Collection entries
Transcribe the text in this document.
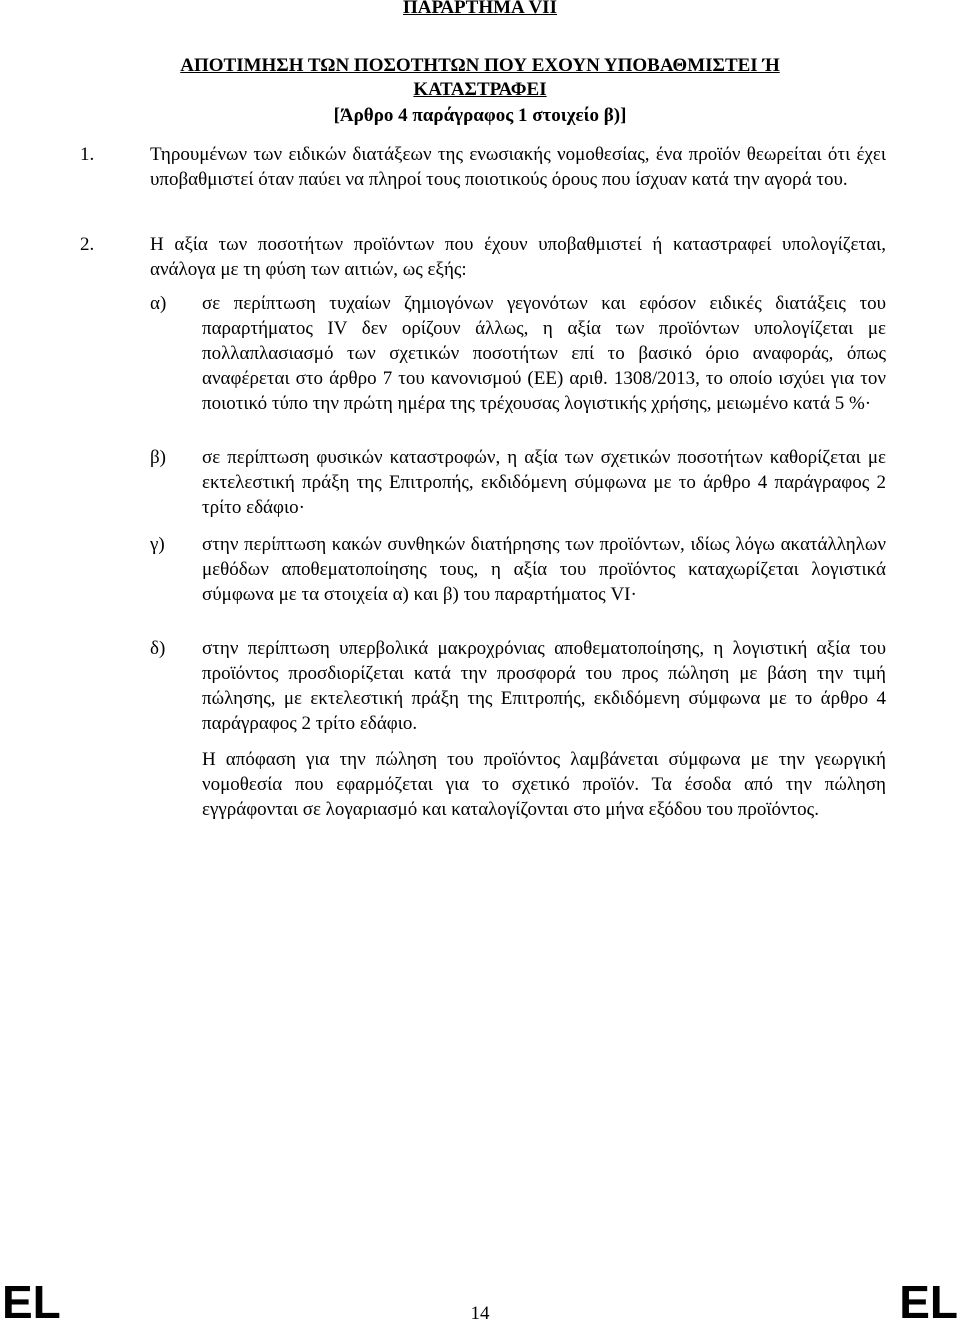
ΠΑΡΑΡΤΗΜΑ VII
ΑΠΟΤΙΜΗΣΗ ΤΩΝ ΠΟΣΟΤΗΤΩΝ ΠΟΥ ΕΧΟΥΝ ΥΠΟΒΑΘΜΙΣΤΕΙ Ή ΚΑΤΑΣΤΡΑΦΕΙ
[Άρθρο 4 παράγραφος 1 στοιχείο β)]
1.	Τηρουμένων των ειδικών διατάξεων της ενωσιακής νομοθεσίας, ένα προϊόν θεωρείται ότι έχει υποβαθμιστεί όταν παύει να πληροί τους ποιοτικούς όρους που ίσχυαν κατά την αγορά του.
2.	Η αξία των ποσοτήτων προϊόντων που έχουν υποβαθμιστεί ή καταστραφεί υπολογίζεται, ανάλογα με τη φύση των αιτιών, ως εξής:
α) σε περίπτωση τυχαίων ζημιογόνων γεγονότων και εφόσον ειδικές διατάξεις του παραρτήματος IV δεν ορίζουν άλλως, η αξία των προϊόντων υπολογίζεται με πολλαπλασιασμό των σχετικών ποσοτήτων επί το βασικό όριο αναφοράς, όπως αναφέρεται στο άρθρο 7 του κανονισμού (ΕΕ) αριθ. 1308/2013, το οποίο ισχύει για τον ποιοτικό τύπο την πρώτη ημέρα της τρέχουσας λογιστικής χρήσης, μειωμένο κατά 5 %·
β) σε περίπτωση φυσικών καταστροφών, η αξία των σχετικών ποσοτήτων καθορίζεται με εκτελεστική πράξη της Επιτροπής, εκδιδόμενη σύμφωνα με το άρθρο 4 παράγραφος 2 τρίτο εδάφιο·
γ) στην περίπτωση κακών συνθηκών διατήρησης των προϊόντων, ιδίως λόγω ακατάλληλων μεθόδων αποθεματοποίησης τους, η αξία του προϊόντος καταχωρίζεται λογιστικά σύμφωνα με τα στοιχεία α) και β) του παραρτήματος VI·
δ) στην περίπτωση υπερβολικά μακροχρόνιας αποθεματοποίησης, η λογιστική αξία του προϊόντος προσδιορίζεται κατά την προσφορά του προς πώληση με βάση την τιμή πώλησης, με εκτελεστική πράξη της Επιτροπής, εκδιδόμενη σύμφωνα με το άρθρο 4 παράγραφος 2 τρίτο εδάφιο.
Η απόφαση για την πώληση του προϊόντος λαμβάνεται σύμφωνα με την γεωργική νομοθεσία που εφαρμόζεται για το σχετικό προϊόν. Τα έσοδα από την πώληση εγγράφονται σε λογαριασμό και καταλογίζονται στο μήνα εξόδου του προϊόντος.
EL	14	EL
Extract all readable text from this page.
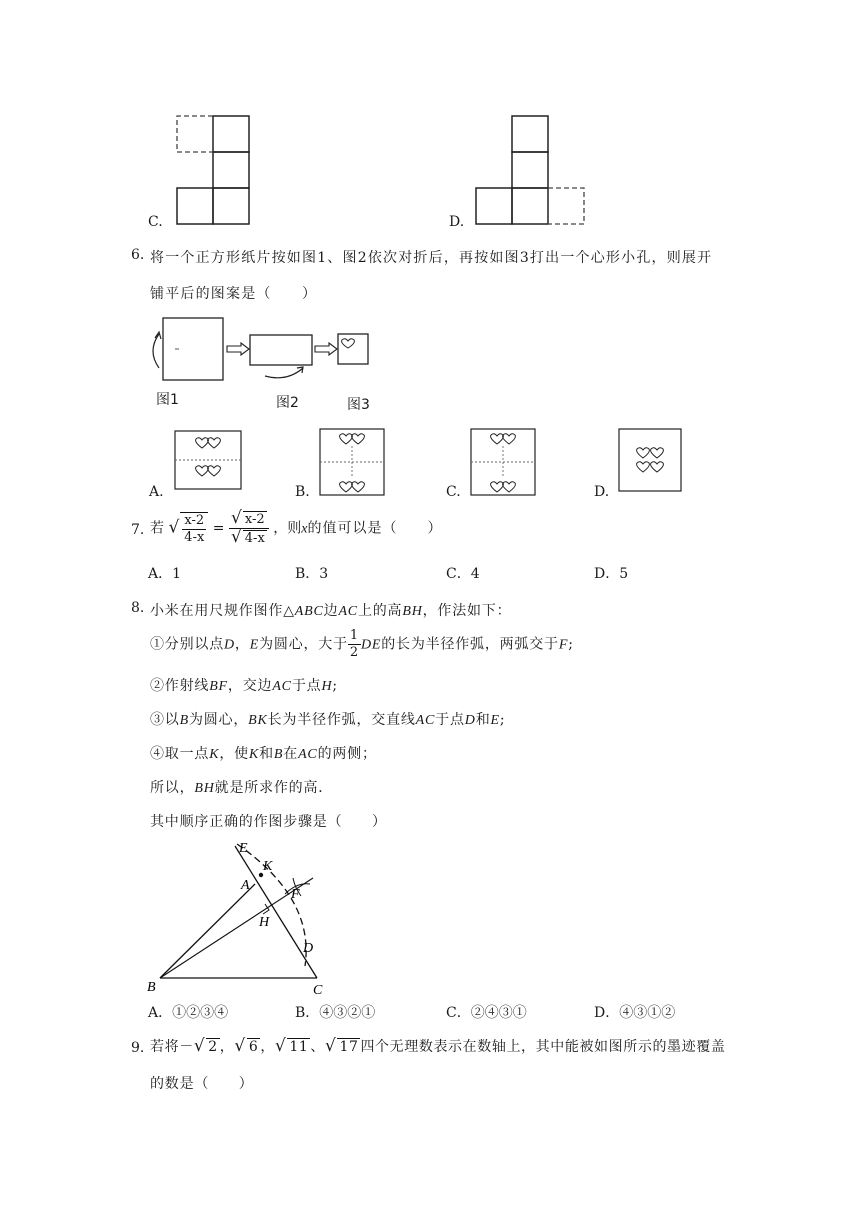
C.	D.
6. 将一个正方形纸片按如图1、图2依次对折后，再按如图3打出一个心形小孔，则展开
铺平后的图案是（　　）
图1	图2	图3
A.	B.	C.	D.
7. 若 √ $\frac{x-2}{4-x} = \frac{√ x-2}{√ 4-x}$ ，则x的值可以是（　　）
A．1	B．3	C．4	D．5
8. 小米在用尺规作图作△ABC边AC上的高BH，作法如下：
①分别以点D，E为圆心，大于 $\frac{1}{2}$ DE的长为半径作弧，两弧交于F;
②作射线BF，交边AC于点H;
③以B为圆心，BK长为半径作弧，交直线AC于点D和E;
④取一点K，使K和B在AC的两侧；
所以，BH就是所求作的高．
其中顺序正确的作图步骤是（　　）
E
K
A
F
H
D
B	C
A．①②③④	B．④③②①	C．②④③①	D．④③①②
9. 若将－√ 2 ，√ 6 ，√ 11 、√ 17 四个无理数表示在数轴上，其中能被如图所示的墨迹覆盖
的数是（　　）
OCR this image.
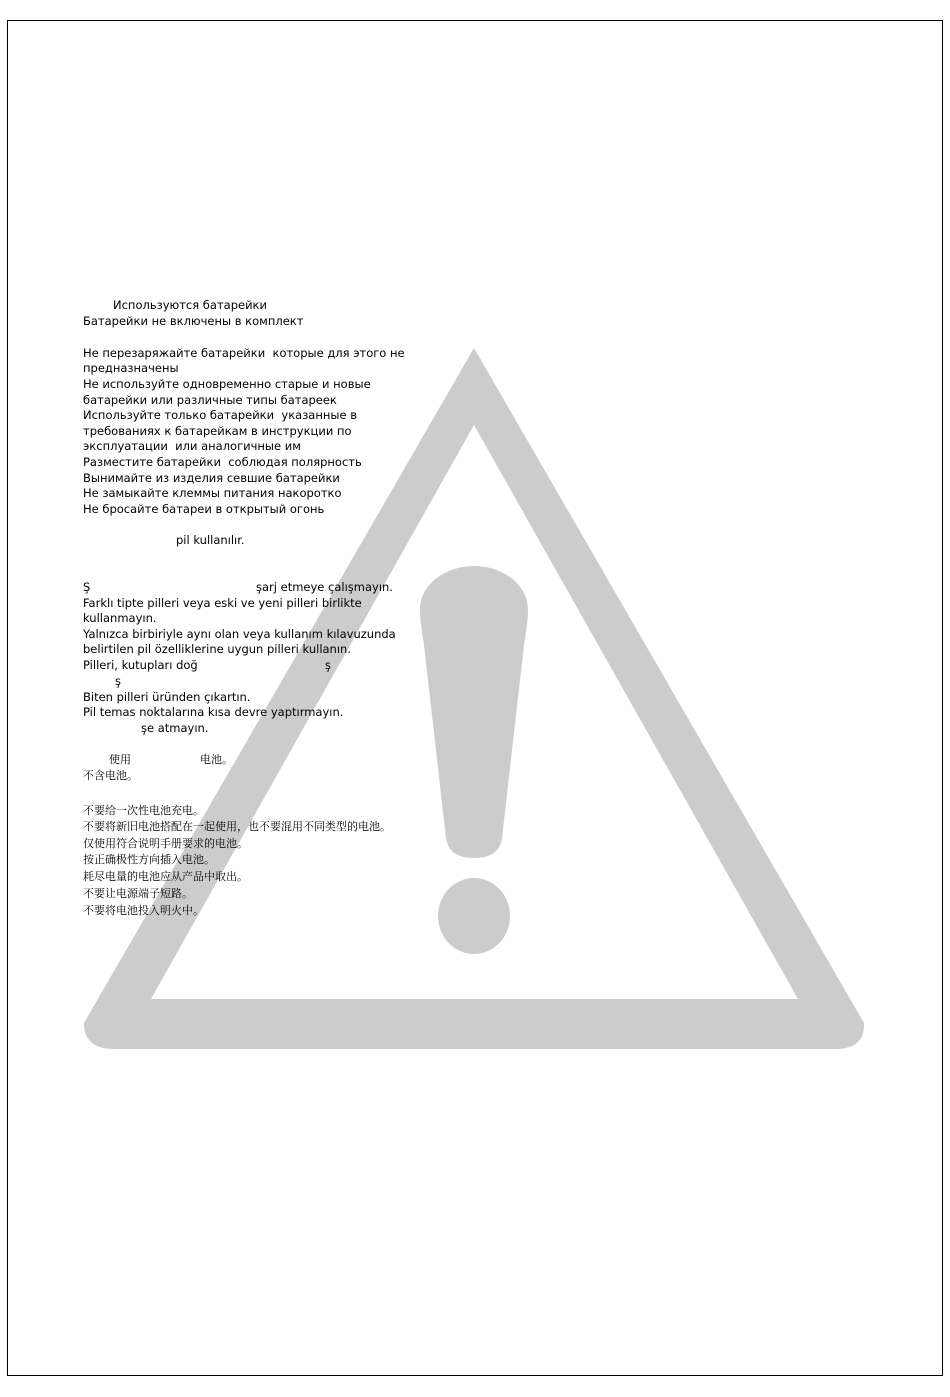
Используются батарейки

Батарейки не включены в комплект

Не перезаряжайте батарейки  которые для этого не

предназначены

Не используйте одновременно старые и новые

батарейки или различные типы батареек

Используйте только батарейки  указанные в

требованиях к батарейкам в инструкции по

эксплуатации  или аналогичные им

Разместите батарейки  соблюдая полярность

Вынимайте из изделия севшие батарейки

Не замыкайте клеммы питания накоротко

Не бросайте батареи в открытый огонь

pil kullanılır.

Ş	şarj etmeye çalışmayın.

Farklı tipte pilleri veya eski ve yeni pilleri birlikte

kullanmayın.

Yalnızca birbiriyle aynı olan veya kullanım kılavuzunda

belirtilen pil özelliklerine uygun pilleri kullanın.

Pilleri, kutupları doğ	ş

ş

Biten pilleri üründen çıkartın.

Pil temas noktalarına kısa devre yaptırmayın.

şe atmayın.

使用	电池。

不含电池。

不要给一次性电池充电。

不要将新旧电池搭配在一起使用，也不要混用不同类型的电池。

仅使用符合说明手册要求的电池。

按正确极性方向插入电池。

耗尽电量的电池应从产品中取出。

不要让电源端子短路。

不要将电池投入明火中。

_Written exercise_. Nothing but the pictures may be dropped; output the records above exactly.

_Solution for this exercise_.
Transcribe the text in this document.
ΠΑΡΑΡΤΗΜΑ VII
ΑΠΟΤΙΜΗΣΗ ΤΩΝ ΠΟΣΟΤΗΤΩΝ ΠΟΥ ΕΧΟΥΝ ΥΠΟΒΑΘΜΙΣΤΕΙ Ή ΚΑΤΑΣΤΡΑΦΕΙ
[Άρθρο 4 παράγραφος 1 στοιχείο β)]
1.	Τηρουμένων των ειδικών διατάξεων της ενωσιακής νομοθεσίας, ένα προϊόν θεωρείται ότι έχει υποβαθμιστεί όταν παύει να πληροί τους ποιοτικούς όρους που ίσχυαν κατά την αγορά του.
2.	Η αξία των ποσοτήτων προϊόντων που έχουν υποβαθμιστεί ή καταστραφεί υπολογίζεται, ανάλογα με τη φύση των αιτιών, ως εξής:
α) σε περίπτωση τυχαίων ζημιογόνων γεγονότων και εφόσον ειδικές διατάξεις του παραρτήματος IV δεν ορίζουν άλλως, η αξία των προϊόντων υπολογίζεται με πολλαπλασιασμό των σχετικών ποσοτήτων επί το βασικό όριο αναφοράς, όπως αναφέρεται στο άρθρο 7 του κανονισμού (ΕΕ) αριθ. 1308/2013, το οποίο ισχύει για τον ποιοτικό τύπο την πρώτη ημέρα της τρέχουσας λογιστικής χρήσης, μειωμένο κατά 5 %·
β) σε περίπτωση φυσικών καταστροφών, η αξία των σχετικών ποσοτήτων καθορίζεται με εκτελεστική πράξη της Επιτροπής, εκδιδόμενη σύμφωνα με το άρθρο 4 παράγραφος 2 τρίτο εδάφιο·
γ) στην περίπτωση κακών συνθηκών διατήρησης των προϊόντων, ιδίως λόγω ακατάλληλων μεθόδων αποθεματοποίησης τους, η αξία του προϊόντος καταχωρίζεται λογιστικά σύμφωνα με τα στοιχεία α) και β) του παραρτήματος VI·
δ) στην περίπτωση υπερβολικά μακροχρόνιας αποθεματοποίησης, η λογιστική αξία του προϊόντος προσδιορίζεται κατά την προσφορά του προς πώληση με βάση την τιμή πώλησης, με εκτελεστική πράξη της Επιτροπής, εκδιδόμενη σύμφωνα με το άρθρο 4 παράγραφος 2 τρίτο εδάφιο.
Η απόφαση για την πώληση του προϊόντος λαμβάνεται σύμφωνα με την γεωργική νομοθεσία που εφαρμόζεται για το σχετικό προϊόν. Τα έσοδα από την πώληση εγγράφονται σε λογαριασμό και καταλογίζονται στο μήνα εξόδου του προϊόντος.
EL	14	EL
Extract all readable text from this page.
C.	D.
6. 将一个正方形纸片按如图1、图2依次对折后，再按如图3打出一个心形小孔，则展开
铺平后的图案是（　　）
图1	图2	图3
A.	B.	C.	D.
7. 若 √ $\frac{x-2}{4-x} = \frac{√ x-2}{√ 4-x}$ ，则x的值可以是（　　）
A．1	B．3	C．4	D．5
8. 小米在用尺规作图作△ABC边AC上的高BH，作法如下：
①分别以点D，E为圆心，大于 $\frac{1}{2}$ DE的长为半径作弧，两弧交于F;
②作射线BF，交边AC于点H;
③以B为圆心，BK长为半径作弧，交直线AC于点D和E;
④取一点K，使K和B在AC的两侧；
所以，BH就是所求作的高．
其中顺序正确的作图步骤是（　　）
E
K
A
F
H
D
B	C
A．①②③④	B．④③②①	C．②④③①	D．④③①②
9. 若将－√ 2 ，√ 6 ，√ 11 、√ 17 四个无理数表示在数轴上，其中能被如图所示的墨迹覆盖
的数是（　　）
OCR this image.
Используются батарейки

Батарейки не включены в комплект

Не перезаряжайте батарейки  которые для этого не

предназначены

Не используйте одновременно старые и новые

батарейки или различные типы батареек

Используйте только батарейки  указанные в

требованиях к батарейкам в инструкции по

эксплуатации  или аналогичные им

Разместите батарейки  соблюдая полярность

Вынимайте из изделия севшие батарейки

Не замыкайте клеммы питания накоротко

Не бросайте батареи в открытый огонь

pil kullanılır.

Ş	şarj etmeye çalışmayın.

Farklı tipte pilleri veya eski ve yeni pilleri birlikte

kullanmayın.

Yalnızca birbiriyle aynı olan veya kullanım kılavuzunda

belirtilen pil özelliklerine uygun pilleri kullanın.

Pilleri, kutupları doğ	ş

ş

Biten pilleri üründen çıkartın.

Pil temas noktalarına kısa devre yaptırmayın.

şe atmayın.

使用	电池。

不含电池。

不要给一次性电池充电。

不要将新旧电池搭配在一起使用，也不要混用不同类型的电池。

仅使用符合说明手册要求的电池。

按正确极性方向插入电池。

耗尽电量的电池应从产品中取出。

不要让电源端子短路。

不要将电池投入明火中。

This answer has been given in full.